Text
>>>
Bakht-un-Nissa Begum ( 1547 – 2 June 1608) was a Mughal princess, the daughter of the Mughal emperor Humayun.

Birth
Bakht-un-Nissa Begum was born in 1547 in Badakhshan. Her mother was Mah Chuchak Begum. On the night of her birth Humayun had a dream, and it occurred to him that she be named Bakht-un-Nissa (). Her siblings included, Mirza Muhammad Hakim, Farrukh Fal Mirza, Sakina Banu Begum, and Amina Banu Begum.

Marriages

Shah Abdul Ma'ali
During Mah Chuchak Begum's rule at Kabul, Shah Abdul Ma'ali, who belonged to the family of the great Sayyids of Termez, who had escaped from the prison at Lahore, arrived at Kabul and approached her for refuge. The Begum welcomed him, was generous to him and gave her daughter Bakht-un-Nissa Begum in marriage with him. However, soon Abdul Ma'ali grew tired of the dominating and interfering ways of Mah Chuchak Begum. He wanted Kabul for himself. So he killed the Begum 1564. Hakim Mirza was luckily rescued by Sulaiman Mirza of Badakshan, who defeated and killed Abdul Ma'ali and helped Mirza Hakim to keep his hold over Kabul.

Khawaja Hasan
After Abdul Ma'ali's death, Hakim Mirza married her to Khawaja Hasan Naqshbandi of Badakshan. With Hasan, she had two sons, Mirza Badi-uz-Zaman and Mirza Wali. After Hakim Mirza's death, Mirza Badi-uz-Zaman fled to Transoxania, where he died in exile. The begum, and her son Mirza Wali joined the court, and Akbar did much to please her. In 1619, Jahangir married Mirza Wali to Bulaqi Begum, the daughter of Prince Daniyal Mirza, the son of Akbar.
<<<
Problems to solve
1. List every sibling of Bakht-un-Nissa Begum named in the biography of her above.
2. Duplicate the part of the biography of Bakht-un-Nissa Begum that starts with "Bakht-un-Nissa Begum ( 1547" and goes on through "Amina Banu Begum.".

(Stored entries)
>>>
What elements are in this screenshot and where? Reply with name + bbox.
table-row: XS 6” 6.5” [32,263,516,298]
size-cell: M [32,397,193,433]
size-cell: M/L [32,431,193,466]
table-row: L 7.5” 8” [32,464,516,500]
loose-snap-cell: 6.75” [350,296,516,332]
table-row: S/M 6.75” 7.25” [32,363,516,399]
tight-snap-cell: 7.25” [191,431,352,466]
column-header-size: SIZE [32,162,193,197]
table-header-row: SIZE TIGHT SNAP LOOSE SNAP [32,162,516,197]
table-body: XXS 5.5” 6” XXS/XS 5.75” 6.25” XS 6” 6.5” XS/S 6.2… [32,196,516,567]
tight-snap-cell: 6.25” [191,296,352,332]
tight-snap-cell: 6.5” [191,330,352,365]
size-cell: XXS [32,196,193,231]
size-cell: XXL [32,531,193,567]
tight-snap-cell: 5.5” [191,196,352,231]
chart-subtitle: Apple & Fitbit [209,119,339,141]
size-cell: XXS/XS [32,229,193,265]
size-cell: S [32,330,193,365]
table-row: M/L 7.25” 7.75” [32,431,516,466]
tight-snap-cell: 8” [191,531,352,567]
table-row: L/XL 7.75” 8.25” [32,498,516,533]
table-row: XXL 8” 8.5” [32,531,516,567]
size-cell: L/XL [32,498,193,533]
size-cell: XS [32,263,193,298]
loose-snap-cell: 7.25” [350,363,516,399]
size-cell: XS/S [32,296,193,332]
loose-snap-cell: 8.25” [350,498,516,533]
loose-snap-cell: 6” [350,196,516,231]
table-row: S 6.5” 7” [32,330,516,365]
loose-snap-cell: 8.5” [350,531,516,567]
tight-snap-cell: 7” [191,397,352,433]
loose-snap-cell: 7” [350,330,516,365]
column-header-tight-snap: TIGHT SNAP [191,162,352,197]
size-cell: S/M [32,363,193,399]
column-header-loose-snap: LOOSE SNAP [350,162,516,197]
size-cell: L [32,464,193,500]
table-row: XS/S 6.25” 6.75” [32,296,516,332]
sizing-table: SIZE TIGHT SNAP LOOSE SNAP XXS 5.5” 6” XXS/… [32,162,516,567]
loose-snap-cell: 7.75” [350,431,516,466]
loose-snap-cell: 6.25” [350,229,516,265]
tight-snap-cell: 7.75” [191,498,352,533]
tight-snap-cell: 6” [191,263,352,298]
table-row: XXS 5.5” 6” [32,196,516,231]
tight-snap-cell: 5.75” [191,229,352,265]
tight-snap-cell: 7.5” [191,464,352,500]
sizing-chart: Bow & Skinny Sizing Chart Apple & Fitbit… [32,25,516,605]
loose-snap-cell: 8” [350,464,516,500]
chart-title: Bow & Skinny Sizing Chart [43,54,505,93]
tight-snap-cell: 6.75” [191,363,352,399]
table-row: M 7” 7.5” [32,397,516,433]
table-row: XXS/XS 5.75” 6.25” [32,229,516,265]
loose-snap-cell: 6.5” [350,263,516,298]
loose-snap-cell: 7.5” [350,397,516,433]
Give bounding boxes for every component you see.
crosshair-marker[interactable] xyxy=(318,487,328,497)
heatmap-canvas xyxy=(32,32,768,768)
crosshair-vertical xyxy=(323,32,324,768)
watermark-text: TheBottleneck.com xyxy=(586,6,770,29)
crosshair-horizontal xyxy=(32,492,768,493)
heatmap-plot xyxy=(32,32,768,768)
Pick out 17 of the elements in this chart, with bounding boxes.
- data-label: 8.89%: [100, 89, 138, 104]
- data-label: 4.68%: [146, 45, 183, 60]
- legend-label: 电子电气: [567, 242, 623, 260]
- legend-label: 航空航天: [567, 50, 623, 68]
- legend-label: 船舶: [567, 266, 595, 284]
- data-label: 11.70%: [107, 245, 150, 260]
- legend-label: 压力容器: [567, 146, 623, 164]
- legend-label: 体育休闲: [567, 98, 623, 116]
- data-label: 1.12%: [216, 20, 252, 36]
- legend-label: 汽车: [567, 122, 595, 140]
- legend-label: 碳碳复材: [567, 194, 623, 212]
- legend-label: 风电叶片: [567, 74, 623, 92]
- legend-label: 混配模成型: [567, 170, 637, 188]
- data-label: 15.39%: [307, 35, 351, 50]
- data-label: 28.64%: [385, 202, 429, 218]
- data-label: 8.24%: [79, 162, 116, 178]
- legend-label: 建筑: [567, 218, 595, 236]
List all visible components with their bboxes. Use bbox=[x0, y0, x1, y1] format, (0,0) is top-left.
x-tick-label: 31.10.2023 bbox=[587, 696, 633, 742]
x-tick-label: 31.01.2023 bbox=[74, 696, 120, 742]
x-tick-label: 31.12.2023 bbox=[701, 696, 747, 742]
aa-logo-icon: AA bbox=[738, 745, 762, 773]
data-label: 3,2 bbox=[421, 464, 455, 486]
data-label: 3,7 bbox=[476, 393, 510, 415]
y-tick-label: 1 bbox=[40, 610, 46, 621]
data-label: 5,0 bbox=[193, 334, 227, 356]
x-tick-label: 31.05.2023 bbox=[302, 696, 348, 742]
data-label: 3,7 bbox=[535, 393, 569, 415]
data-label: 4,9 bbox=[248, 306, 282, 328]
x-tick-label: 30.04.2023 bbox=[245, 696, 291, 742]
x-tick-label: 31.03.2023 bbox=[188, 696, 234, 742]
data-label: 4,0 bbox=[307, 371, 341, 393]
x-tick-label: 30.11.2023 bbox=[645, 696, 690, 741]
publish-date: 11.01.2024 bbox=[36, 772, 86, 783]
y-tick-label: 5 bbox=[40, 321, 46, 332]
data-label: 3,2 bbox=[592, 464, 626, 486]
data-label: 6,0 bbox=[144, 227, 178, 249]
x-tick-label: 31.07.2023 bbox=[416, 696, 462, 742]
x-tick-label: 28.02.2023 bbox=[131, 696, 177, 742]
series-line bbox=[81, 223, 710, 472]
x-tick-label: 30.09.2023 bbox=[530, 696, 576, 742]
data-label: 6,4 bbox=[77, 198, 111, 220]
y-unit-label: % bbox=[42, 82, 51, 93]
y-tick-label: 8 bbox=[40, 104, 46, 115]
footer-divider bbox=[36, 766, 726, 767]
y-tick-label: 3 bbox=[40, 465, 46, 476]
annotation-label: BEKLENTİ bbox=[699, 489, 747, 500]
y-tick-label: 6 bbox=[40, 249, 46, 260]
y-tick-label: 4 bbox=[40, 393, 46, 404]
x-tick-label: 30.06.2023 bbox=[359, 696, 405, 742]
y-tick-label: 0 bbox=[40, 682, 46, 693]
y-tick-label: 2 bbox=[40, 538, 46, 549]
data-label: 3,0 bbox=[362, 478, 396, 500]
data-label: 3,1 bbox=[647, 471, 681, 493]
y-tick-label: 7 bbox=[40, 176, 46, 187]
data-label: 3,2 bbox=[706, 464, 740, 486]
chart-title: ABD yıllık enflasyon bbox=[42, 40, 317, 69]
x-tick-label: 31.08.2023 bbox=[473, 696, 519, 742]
<<<
Responses
1. Mirza Muhammad Hakim, Farrukh Fal Mirza, Sakina Banu Begum, Amina Banu Begum

2.
Bakht-un-Nissa Begum ( 1547 – 2 June 1608) was a Mughal princess, the daughter of the Mughal emperor Humayun.

Birth
Bakht-un-Nissa Begum was born in 1547 in Badakhshan. Her mother was Mah Chuchak Begum. On the night of her birth Humayun had a dream, and it occurred to him that she be named Bakht-un-Nissa (). Her siblings included, Mirza Muhammad Hakim, Farrukh Fal Mirza, Sakina Banu Begum, and Amina Banu Begum.